TASK GOAL. Repeat the lines beginning at the one with "Transcribe the text in this document." and running to the end of the material, keeping the first and last of them, exactly as they appear.

(Items from a dataset)

----------

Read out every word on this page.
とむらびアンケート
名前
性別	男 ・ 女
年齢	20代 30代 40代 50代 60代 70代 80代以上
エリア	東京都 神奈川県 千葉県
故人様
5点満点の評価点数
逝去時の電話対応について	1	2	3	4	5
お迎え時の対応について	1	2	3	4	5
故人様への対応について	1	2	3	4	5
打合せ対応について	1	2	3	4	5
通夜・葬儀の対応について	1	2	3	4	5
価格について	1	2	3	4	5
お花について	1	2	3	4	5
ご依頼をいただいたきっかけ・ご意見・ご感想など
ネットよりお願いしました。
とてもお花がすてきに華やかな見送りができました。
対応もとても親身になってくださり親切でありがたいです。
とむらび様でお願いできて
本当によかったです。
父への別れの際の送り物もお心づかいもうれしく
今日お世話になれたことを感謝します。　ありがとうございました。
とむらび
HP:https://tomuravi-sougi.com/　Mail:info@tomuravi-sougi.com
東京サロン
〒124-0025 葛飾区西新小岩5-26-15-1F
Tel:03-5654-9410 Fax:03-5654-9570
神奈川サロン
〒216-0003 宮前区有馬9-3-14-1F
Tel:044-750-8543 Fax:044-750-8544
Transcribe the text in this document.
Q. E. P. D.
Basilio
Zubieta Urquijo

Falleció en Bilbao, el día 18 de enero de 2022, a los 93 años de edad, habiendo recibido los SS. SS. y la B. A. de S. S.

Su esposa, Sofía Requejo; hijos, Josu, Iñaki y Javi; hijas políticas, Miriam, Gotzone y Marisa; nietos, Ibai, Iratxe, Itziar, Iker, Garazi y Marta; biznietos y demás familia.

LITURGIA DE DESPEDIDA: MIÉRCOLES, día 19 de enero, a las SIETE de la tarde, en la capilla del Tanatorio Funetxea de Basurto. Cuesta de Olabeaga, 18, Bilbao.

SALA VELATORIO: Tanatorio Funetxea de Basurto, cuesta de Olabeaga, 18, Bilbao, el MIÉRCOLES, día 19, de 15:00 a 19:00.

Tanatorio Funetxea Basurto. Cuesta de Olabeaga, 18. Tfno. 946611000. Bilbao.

----------

SOLUTION TO THIS EXERCISE.
Transcribe the text in this document.
Q. E. P. D.
Basilio
Zubieta Urquijo

Falleció en Bilbao, el día 18 de enero de 2022, a los 93 años de edad, habiendo recibido los SS. SS. y la B. A. de S. S.

Su esposa, Sofía Requejo; hijos, Josu, Iñaki y Javi; hijas políticas, Miriam, Gotzone y Marisa; nietos, Ibai, Iratxe, Itziar, Iker, Garazi y Marta; biznietos y demás familia.

LITURGIA DE DESPEDIDA: MIÉRCOLES, día 19 de enero, a las SIETE de la tarde, en la capilla del Tanatorio Funetxea de Basurto. Cuesta de Olabeaga, 18, Bilbao.

SALA VELATORIO: Tanatorio Funetxea de Basurto, cuesta de Olabeaga, 18, Bilbao, el MIÉRCOLES, día 19, de 15:00 a 19:00.

Tanatorio Funetxea Basurto. Cuesta de Olabeaga, 18. Tfno. 946611000. Bilbao.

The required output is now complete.